**Records to use**
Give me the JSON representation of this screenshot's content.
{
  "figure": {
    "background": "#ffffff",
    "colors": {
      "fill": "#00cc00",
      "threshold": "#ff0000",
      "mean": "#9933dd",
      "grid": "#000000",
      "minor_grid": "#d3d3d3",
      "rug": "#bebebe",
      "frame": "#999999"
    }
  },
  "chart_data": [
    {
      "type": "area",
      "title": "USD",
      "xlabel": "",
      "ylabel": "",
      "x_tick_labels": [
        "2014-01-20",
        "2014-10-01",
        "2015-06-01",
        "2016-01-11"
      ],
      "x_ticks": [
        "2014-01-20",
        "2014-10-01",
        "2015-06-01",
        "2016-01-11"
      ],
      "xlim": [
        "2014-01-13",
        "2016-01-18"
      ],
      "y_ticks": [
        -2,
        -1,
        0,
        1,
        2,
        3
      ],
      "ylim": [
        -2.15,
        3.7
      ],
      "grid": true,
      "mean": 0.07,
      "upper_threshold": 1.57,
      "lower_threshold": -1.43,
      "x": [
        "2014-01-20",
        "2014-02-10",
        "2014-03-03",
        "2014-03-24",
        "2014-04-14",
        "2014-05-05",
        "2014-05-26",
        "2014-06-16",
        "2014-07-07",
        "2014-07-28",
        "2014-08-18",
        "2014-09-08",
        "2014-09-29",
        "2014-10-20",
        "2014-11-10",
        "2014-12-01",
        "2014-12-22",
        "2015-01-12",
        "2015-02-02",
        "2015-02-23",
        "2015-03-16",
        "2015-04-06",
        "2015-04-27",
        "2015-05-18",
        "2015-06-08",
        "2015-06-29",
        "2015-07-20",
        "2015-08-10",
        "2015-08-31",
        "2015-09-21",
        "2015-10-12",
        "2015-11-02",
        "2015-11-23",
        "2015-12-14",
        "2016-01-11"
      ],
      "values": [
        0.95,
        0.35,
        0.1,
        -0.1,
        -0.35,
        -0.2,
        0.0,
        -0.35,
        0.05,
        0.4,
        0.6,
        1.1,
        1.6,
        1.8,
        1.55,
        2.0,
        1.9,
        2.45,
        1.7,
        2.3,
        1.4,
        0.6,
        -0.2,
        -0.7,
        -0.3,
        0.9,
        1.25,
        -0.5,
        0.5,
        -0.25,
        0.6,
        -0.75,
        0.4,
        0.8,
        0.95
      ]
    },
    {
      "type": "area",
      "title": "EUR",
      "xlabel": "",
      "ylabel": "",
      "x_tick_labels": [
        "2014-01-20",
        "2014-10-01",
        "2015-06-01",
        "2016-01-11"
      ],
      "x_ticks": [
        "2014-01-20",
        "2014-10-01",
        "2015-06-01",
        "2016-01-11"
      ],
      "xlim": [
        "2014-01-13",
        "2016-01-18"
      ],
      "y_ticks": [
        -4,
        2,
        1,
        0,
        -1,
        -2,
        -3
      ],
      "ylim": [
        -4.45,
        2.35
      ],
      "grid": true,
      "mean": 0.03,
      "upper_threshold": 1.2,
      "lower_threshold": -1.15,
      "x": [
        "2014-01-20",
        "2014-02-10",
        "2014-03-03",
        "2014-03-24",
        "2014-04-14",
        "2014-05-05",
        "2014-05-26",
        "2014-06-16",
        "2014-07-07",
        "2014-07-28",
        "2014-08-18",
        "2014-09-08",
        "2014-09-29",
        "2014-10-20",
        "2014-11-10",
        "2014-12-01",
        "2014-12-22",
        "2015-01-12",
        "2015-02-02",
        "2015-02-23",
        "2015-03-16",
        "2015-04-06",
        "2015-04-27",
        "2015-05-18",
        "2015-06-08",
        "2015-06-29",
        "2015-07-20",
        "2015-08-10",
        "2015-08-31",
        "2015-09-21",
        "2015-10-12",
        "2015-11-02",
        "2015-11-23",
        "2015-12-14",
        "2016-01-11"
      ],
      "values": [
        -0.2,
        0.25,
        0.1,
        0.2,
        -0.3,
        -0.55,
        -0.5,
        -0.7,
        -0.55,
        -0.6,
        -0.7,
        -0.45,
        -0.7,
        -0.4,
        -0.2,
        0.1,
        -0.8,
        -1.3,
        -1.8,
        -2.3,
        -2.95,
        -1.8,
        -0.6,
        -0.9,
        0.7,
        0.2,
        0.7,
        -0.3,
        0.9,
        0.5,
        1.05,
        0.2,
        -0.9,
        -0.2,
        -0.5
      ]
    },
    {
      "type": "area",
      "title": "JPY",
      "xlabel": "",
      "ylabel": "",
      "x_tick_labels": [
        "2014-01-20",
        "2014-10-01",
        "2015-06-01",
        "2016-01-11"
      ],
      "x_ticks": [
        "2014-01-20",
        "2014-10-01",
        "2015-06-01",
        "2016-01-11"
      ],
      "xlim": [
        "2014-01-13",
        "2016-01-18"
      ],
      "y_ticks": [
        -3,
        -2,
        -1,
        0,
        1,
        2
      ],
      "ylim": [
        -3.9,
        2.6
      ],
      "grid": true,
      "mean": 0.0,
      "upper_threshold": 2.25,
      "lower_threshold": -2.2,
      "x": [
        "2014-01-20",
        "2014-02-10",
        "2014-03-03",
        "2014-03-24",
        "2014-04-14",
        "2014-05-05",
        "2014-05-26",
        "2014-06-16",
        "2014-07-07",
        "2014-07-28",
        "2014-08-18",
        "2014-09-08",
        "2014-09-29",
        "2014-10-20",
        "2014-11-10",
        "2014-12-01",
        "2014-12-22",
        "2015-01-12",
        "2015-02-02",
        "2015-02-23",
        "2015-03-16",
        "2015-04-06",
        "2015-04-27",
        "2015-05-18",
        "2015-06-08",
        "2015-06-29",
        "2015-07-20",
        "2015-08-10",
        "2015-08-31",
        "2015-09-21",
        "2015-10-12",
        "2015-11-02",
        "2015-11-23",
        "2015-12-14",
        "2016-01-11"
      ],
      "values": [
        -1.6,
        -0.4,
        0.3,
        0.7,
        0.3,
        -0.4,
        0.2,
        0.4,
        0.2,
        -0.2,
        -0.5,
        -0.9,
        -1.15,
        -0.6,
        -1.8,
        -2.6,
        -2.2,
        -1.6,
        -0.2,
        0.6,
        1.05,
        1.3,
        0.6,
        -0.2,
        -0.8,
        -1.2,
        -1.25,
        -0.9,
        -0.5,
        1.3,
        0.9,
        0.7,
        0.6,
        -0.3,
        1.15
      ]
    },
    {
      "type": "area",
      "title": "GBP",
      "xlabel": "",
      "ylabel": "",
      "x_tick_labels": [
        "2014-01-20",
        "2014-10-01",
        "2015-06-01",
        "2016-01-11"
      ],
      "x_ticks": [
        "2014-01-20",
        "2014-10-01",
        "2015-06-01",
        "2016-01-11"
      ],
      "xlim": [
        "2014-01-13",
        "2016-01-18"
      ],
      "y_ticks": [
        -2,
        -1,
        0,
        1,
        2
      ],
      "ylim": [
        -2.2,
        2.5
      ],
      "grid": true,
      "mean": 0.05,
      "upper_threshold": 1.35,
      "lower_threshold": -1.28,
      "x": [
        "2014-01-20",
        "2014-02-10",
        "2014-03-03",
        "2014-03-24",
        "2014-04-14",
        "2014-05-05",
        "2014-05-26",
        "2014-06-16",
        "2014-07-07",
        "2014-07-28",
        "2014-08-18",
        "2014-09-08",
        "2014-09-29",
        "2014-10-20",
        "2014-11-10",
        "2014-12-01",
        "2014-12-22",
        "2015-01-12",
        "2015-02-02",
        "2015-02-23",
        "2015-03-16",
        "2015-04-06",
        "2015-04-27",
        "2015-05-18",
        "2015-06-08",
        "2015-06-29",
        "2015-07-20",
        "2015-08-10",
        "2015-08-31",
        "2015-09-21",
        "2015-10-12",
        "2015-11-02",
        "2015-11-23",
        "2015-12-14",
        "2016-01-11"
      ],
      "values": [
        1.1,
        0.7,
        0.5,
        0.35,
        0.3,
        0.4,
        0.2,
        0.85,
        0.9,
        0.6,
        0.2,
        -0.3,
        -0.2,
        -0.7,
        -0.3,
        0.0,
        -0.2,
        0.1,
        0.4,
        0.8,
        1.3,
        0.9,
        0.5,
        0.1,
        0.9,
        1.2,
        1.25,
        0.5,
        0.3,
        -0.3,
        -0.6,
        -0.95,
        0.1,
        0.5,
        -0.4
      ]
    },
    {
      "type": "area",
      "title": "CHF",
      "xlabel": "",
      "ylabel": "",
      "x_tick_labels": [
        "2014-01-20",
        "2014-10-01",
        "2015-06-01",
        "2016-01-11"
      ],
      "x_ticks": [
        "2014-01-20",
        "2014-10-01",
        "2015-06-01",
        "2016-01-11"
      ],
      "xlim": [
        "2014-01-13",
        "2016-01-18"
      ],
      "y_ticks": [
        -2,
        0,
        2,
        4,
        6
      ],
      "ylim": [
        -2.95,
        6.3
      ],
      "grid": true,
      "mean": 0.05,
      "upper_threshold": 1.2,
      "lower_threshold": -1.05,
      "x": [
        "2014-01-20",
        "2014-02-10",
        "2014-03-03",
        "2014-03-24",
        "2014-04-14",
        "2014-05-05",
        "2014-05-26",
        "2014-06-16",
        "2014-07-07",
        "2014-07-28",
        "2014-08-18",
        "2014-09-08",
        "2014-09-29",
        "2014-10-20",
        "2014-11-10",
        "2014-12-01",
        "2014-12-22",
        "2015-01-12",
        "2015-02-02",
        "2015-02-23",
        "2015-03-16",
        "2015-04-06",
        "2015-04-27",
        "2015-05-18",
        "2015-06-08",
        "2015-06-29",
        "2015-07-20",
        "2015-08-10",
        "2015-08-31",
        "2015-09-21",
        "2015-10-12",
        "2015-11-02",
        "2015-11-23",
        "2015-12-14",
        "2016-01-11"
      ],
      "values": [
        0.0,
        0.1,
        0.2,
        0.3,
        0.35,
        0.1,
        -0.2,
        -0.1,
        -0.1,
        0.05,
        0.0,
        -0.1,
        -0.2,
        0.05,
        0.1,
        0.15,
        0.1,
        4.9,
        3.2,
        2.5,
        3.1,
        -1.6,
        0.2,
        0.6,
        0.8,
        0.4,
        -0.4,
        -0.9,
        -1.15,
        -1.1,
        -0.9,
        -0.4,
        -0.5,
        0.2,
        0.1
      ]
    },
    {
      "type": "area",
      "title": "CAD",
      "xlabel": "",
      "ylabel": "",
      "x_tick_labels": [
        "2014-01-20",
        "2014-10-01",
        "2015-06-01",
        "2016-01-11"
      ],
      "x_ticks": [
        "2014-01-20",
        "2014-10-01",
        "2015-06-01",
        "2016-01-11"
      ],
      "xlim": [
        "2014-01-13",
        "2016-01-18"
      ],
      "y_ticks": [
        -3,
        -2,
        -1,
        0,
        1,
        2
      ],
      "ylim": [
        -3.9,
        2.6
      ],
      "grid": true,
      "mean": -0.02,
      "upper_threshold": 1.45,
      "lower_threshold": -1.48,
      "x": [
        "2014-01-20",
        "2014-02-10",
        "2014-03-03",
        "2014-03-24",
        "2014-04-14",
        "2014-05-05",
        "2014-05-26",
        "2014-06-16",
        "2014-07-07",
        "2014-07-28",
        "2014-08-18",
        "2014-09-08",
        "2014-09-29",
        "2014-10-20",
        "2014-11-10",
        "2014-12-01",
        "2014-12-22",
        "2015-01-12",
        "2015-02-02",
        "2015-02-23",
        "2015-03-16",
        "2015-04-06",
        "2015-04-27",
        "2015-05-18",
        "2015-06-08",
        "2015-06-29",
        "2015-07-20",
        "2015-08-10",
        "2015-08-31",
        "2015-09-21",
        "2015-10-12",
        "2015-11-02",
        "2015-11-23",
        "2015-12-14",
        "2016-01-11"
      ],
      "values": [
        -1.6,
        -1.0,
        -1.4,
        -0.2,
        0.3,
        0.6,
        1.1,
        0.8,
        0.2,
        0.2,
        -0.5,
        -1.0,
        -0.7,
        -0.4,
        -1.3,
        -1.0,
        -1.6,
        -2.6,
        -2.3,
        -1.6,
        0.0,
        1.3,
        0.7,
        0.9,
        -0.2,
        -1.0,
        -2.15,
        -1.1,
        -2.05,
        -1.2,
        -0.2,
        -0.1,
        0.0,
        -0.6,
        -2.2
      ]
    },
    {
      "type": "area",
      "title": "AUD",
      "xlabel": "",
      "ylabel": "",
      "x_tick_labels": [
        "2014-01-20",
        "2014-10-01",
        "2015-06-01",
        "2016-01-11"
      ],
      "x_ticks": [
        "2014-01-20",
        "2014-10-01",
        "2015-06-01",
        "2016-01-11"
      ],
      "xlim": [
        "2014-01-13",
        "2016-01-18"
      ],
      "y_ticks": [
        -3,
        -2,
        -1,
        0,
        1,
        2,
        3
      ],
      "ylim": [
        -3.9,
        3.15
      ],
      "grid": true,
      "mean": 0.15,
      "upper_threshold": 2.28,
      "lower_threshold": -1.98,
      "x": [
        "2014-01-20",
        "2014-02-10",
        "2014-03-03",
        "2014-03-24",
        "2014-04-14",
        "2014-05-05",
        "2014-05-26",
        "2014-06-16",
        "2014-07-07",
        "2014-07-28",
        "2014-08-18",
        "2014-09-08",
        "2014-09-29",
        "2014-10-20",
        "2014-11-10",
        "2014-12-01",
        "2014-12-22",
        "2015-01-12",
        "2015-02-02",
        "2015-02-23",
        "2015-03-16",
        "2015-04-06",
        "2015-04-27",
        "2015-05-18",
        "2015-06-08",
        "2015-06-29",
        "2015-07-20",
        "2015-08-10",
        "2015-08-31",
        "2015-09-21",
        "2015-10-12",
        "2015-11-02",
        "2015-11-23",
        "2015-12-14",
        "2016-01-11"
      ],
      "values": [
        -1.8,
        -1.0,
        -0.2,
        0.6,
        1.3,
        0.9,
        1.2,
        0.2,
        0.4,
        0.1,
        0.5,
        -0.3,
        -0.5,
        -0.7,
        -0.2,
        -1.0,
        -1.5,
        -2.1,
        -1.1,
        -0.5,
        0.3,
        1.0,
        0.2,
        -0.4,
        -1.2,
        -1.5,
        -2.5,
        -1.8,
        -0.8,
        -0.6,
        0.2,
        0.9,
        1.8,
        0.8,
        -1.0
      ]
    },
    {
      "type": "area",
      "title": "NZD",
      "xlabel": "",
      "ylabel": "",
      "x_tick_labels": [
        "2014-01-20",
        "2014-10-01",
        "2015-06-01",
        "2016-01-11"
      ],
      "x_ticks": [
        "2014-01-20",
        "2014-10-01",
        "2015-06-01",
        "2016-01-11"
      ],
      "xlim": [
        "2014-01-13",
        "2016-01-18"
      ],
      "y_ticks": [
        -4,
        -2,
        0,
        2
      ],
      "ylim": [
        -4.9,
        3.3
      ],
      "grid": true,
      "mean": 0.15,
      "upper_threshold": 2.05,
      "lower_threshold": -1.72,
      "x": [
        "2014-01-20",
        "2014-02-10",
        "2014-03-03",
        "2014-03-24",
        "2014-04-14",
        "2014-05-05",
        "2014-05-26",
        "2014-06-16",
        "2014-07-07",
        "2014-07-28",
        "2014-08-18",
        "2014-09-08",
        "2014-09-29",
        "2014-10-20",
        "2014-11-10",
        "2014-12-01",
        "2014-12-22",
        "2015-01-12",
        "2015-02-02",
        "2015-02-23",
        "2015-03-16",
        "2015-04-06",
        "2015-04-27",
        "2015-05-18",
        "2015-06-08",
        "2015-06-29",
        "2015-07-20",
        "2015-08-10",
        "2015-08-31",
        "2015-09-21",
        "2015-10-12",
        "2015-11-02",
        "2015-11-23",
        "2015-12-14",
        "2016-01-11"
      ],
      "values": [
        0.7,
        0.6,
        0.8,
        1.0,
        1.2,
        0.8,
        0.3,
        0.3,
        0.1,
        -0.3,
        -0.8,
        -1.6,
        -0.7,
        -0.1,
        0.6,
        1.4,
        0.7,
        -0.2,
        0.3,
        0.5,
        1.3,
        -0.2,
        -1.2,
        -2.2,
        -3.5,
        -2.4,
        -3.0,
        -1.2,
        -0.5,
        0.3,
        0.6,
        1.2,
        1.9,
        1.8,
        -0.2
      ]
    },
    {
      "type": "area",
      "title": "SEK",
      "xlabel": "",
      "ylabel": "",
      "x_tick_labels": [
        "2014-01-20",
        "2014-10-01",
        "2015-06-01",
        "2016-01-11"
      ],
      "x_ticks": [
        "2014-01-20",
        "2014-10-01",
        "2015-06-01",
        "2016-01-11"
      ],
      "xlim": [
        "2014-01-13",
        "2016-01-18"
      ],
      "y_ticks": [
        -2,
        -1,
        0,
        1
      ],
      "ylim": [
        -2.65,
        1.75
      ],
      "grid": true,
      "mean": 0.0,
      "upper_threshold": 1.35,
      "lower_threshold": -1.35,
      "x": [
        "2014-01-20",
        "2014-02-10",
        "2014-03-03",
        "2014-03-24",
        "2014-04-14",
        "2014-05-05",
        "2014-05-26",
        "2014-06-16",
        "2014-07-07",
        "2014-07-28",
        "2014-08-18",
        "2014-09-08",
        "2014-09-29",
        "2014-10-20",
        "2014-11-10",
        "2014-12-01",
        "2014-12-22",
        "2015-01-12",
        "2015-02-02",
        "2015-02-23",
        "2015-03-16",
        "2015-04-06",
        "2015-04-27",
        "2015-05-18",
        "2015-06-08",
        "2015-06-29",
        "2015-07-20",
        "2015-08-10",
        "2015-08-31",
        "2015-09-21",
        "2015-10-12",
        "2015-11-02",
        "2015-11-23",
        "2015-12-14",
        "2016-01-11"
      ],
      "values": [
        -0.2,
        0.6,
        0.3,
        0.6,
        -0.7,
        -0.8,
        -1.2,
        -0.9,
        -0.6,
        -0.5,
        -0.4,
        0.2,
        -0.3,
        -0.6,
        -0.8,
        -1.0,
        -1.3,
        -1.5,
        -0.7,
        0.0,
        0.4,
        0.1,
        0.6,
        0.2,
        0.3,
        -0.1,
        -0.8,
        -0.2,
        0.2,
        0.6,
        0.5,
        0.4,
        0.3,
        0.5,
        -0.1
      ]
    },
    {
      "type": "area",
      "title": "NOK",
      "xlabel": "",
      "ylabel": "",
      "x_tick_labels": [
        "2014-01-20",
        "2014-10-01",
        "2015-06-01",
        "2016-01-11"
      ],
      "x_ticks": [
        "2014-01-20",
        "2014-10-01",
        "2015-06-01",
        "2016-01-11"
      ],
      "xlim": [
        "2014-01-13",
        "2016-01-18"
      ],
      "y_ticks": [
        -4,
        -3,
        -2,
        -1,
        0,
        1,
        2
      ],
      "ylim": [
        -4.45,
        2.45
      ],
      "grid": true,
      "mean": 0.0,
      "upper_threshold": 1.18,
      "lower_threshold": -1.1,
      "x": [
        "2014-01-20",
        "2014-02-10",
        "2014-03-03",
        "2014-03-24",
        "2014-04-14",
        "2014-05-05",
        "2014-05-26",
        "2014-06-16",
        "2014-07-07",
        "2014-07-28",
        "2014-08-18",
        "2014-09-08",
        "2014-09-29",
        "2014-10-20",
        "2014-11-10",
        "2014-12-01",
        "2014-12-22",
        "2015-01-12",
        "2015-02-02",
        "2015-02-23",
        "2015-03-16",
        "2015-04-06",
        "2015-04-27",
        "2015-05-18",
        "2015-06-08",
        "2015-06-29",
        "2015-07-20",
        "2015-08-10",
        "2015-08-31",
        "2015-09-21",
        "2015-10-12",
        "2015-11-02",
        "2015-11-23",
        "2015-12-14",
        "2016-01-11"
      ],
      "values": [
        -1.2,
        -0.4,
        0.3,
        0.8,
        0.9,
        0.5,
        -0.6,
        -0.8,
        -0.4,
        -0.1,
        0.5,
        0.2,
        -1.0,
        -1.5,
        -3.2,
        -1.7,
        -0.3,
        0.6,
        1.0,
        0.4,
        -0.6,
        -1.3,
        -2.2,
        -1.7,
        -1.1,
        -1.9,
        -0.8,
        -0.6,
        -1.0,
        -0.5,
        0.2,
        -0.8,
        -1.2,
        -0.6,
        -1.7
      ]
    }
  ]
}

**What is needed**
Report only how many lines in the listing contain the string "title".

**Response to the exercise**
10